WORK INSTRUCTIONS - Reproduce each of the lines word for word.

Begin RECORDS FOR THE TASK

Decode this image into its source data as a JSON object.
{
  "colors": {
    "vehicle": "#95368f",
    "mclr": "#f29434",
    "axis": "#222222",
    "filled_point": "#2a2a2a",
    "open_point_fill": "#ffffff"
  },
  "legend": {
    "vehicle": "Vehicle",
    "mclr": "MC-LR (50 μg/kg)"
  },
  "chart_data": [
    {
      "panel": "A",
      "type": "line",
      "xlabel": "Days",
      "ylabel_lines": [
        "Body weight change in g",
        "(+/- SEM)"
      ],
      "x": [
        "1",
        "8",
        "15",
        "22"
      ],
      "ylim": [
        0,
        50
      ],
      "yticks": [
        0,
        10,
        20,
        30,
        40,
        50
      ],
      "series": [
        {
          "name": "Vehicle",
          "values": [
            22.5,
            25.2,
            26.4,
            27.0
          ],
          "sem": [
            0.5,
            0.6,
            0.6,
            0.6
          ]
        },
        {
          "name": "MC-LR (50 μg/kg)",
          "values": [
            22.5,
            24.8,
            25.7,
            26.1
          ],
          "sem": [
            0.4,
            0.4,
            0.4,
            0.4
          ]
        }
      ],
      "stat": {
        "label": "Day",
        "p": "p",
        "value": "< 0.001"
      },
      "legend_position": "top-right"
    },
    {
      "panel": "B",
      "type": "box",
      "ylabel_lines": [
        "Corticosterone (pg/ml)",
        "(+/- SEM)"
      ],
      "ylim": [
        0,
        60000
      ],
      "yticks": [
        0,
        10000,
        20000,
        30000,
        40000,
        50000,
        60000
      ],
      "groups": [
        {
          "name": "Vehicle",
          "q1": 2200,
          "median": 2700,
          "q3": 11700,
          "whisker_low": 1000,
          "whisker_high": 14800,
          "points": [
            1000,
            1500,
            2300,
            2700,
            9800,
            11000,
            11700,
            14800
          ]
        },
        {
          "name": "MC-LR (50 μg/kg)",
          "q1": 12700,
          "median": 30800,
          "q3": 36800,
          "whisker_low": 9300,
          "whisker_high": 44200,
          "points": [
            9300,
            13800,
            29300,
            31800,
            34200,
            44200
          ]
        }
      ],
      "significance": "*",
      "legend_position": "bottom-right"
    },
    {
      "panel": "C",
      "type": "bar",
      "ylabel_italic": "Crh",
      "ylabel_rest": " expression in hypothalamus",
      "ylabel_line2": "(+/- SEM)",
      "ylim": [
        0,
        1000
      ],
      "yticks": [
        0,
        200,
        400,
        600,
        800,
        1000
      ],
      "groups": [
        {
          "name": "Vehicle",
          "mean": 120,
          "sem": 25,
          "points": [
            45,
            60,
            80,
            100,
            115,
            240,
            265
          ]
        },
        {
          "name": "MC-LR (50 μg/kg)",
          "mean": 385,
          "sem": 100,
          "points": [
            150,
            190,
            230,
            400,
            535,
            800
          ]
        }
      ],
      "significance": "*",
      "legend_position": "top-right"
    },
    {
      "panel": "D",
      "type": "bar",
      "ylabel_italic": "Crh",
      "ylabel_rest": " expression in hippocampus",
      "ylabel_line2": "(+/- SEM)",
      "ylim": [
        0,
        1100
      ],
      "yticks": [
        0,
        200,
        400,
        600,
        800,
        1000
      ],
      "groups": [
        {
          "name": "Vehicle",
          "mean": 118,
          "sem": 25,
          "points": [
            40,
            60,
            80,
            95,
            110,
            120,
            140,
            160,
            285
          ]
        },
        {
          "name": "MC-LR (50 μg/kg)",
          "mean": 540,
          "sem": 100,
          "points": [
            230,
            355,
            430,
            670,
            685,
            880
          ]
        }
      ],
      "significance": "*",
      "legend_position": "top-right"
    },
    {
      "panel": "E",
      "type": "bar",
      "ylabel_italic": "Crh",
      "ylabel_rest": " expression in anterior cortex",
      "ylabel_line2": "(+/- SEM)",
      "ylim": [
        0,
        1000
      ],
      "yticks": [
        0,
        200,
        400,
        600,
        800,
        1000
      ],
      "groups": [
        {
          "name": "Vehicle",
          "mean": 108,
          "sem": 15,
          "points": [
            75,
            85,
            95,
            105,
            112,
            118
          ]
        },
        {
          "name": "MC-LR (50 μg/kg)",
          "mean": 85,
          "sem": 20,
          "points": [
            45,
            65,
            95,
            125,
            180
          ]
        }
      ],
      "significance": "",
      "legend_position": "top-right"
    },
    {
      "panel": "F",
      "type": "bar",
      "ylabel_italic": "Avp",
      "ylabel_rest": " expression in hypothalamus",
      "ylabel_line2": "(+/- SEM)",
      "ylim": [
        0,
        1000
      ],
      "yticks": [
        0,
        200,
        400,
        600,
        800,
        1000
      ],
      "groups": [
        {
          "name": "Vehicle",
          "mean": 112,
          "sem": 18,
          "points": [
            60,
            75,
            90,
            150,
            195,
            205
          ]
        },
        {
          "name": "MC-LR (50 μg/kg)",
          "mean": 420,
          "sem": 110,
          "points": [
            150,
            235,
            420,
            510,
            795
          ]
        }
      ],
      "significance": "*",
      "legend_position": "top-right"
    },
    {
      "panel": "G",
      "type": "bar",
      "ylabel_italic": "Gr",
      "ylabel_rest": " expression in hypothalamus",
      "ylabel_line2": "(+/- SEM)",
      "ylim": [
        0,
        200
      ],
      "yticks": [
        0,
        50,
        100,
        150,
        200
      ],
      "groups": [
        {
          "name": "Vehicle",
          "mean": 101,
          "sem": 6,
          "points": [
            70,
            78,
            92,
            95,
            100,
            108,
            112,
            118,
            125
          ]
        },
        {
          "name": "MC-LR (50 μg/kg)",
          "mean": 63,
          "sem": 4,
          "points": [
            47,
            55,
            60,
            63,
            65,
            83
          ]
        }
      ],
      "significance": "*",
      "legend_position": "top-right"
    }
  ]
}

End RECORDS FOR THE TASK

RESULT OF THIS TASK -
Decode this image into its source data as a JSON object.
{
  "colors": {
    "vehicle": "#95368f",
    "mclr": "#f29434",
    "axis": "#222222",
    "filled_point": "#2a2a2a",
    "open_point_fill": "#ffffff"
  },
  "legend": {
    "vehicle": "Vehicle",
    "mclr": "MC-LR (50 μg/kg)"
  },
  "chart_data": [
    {
      "panel": "A",
      "type": "line",
      "xlabel": "Days",
      "ylabel_lines": [
        "Body weight change in g",
        "(+/- SEM)"
      ],
      "x": [
        "1",
        "8",
        "15",
        "22"
      ],
      "ylim": [
        0,
        50
      ],
      "yticks": [
        0,
        10,
        20,
        30,
        40,
        50
      ],
      "series": [
        {
          "name": "Vehicle",
          "values": [
            22.5,
            25.2,
            26.4,
            27.0
          ],
          "sem": [
            0.5,
            0.6,
            0.6,
            0.6
          ]
        },
        {
          "name": "MC-LR (50 μg/kg)",
          "values": [
            22.5,
            24.8,
            25.7,
            26.1
          ],
          "sem": [
            0.4,
            0.4,
            0.4,
            0.4
          ]
        }
      ],
      "stat": {
        "label": "Day",
        "p": "p",
        "value": "< 0.001"
      },
      "legend_position": "top-right"
    },
    {
      "panel": "B",
      "type": "box",
      "ylabel_lines": [
        "Corticosterone (pg/ml)",
        "(+/- SEM)"
      ],
      "ylim": [
        0,
        60000
      ],
      "yticks": [
        0,
        10000,
        20000,
        30000,
        40000,
        50000,
        60000
      ],
      "groups": [
        {
          "name": "Vehicle",
          "q1": 2200,
          "median": 2700,
          "q3": 11700,
          "whisker_low": 1000,
          "whisker_high": 14800,
          "points": [
            1000,
            1500,
            2300,
            2700,
            9800,
            11000,
            11700,
            14800
          ]
        },
        {
          "name": "MC-LR (50 μg/kg)",
          "q1": 12700,
          "median": 30800,
          "q3": 36800,
          "whisker_low": 9300,
          "whisker_high": 44200,
          "points": [
            9300,
            13800,
            29300,
            31800,
            34200,
            44200
          ]
        }
      ],
      "significance": "*",
      "legend_position": "bottom-right"
    },
    {
      "panel": "C",
      "type": "bar",
      "ylabel_italic": "Crh",
      "ylabel_rest": " expression in hypothalamus",
      "ylabel_line2": "(+/- SEM)",
      "ylim": [
        0,
        1000
      ],
      "yticks": [
        0,
        200,
        400,
        600,
        800,
        1000
      ],
      "groups": [
        {
          "name": "Vehicle",
          "mean": 120,
          "sem": 25,
          "points": [
            45,
            60,
            80,
            100,
            115,
            240,
            265
          ]
        },
        {
          "name": "MC-LR (50 μg/kg)",
          "mean": 385,
          "sem": 100,
          "points": [
            150,
            190,
            230,
            400,
            535,
            800
          ]
        }
      ],
      "significance": "*",
      "legend_position": "top-right"
    },
    {
      "panel": "D",
      "type": "bar",
      "ylabel_italic": "Crh",
      "ylabel_rest": " expression in hippocampus",
      "ylabel_line2": "(+/- SEM)",
      "ylim": [
        0,
        1100
      ],
      "yticks": [
        0,
        200,
        400,
        600,
        800,
        1000
      ],
      "groups": [
        {
          "name": "Vehicle",
          "mean": 118,
          "sem": 25,
          "points": [
            40,
            60,
            80,
            95,
            110,
            120,
            140,
            160,
            285
          ]
        },
        {
          "name": "MC-LR (50 μg/kg)",
          "mean": 540,
          "sem": 100,
          "points": [
            230,
            355,
            430,
            670,
            685,
            880
          ]
        }
      ],
      "significance": "*",
      "legend_position": "top-right"
    },
    {
      "panel": "E",
      "type": "bar",
      "ylabel_italic": "Crh",
      "ylabel_rest": " expression in anterior cortex",
      "ylabel_line2": "(+/- SEM)",
      "ylim": [
        0,
        1000
      ],
      "yticks": [
        0,
        200,
        400,
        600,
        800,
        1000
      ],
      "groups": [
        {
          "name": "Vehicle",
          "mean": 108,
          "sem": 15,
          "points": [
            75,
            85,
            95,
            105,
            112,
            118
          ]
        },
        {
          "name": "MC-LR (50 μg/kg)",
          "mean": 85,
          "sem": 20,
          "points": [
            45,
            65,
            95,
            125,
            180
          ]
        }
      ],
      "significance": "",
      "legend_position": "top-right"
    },
    {
      "panel": "F",
      "type": "bar",
      "ylabel_italic": "Avp",
      "ylabel_rest": " expression in hypothalamus",
      "ylabel_line2": "(+/- SEM)",
      "ylim": [
        0,
        1000
      ],
      "yticks": [
        0,
        200,
        400,
        600,
        800,
        1000
      ],
      "groups": [
        {
          "name": "Vehicle",
          "mean": 112,
          "sem": 18,
          "points": [
            60,
            75,
            90,
            150,
            195,
            205
          ]
        },
        {
          "name": "MC-LR (50 μg/kg)",
          "mean": 420,
          "sem": 110,
          "points": [
            150,
            235,
            420,
            510,
            795
          ]
        }
      ],
      "significance": "*",
      "legend_position": "top-right"
    },
    {
      "panel": "G",
      "type": "bar",
      "ylabel_italic": "Gr",
      "ylabel_rest": " expression in hypothalamus",
      "ylabel_line2": "(+/- SEM)",
      "ylim": [
        0,
        200
      ],
      "yticks": [
        0,
        50,
        100,
        150,
        200
      ],
      "groups": [
        {
          "name": "Vehicle",
          "mean": 101,
          "sem": 6,
          "points": [
            70,
            78,
            92,
            95,
            100,
            108,
            112,
            118,
            125
          ]
        },
        {
          "name": "MC-LR (50 μg/kg)",
          "mean": 63,
          "sem": 4,
          "points": [
            47,
            55,
            60,
            63,
            65,
            83
          ]
        }
      ],
      "significance": "*",
      "legend_position": "top-right"
    }
  ]
}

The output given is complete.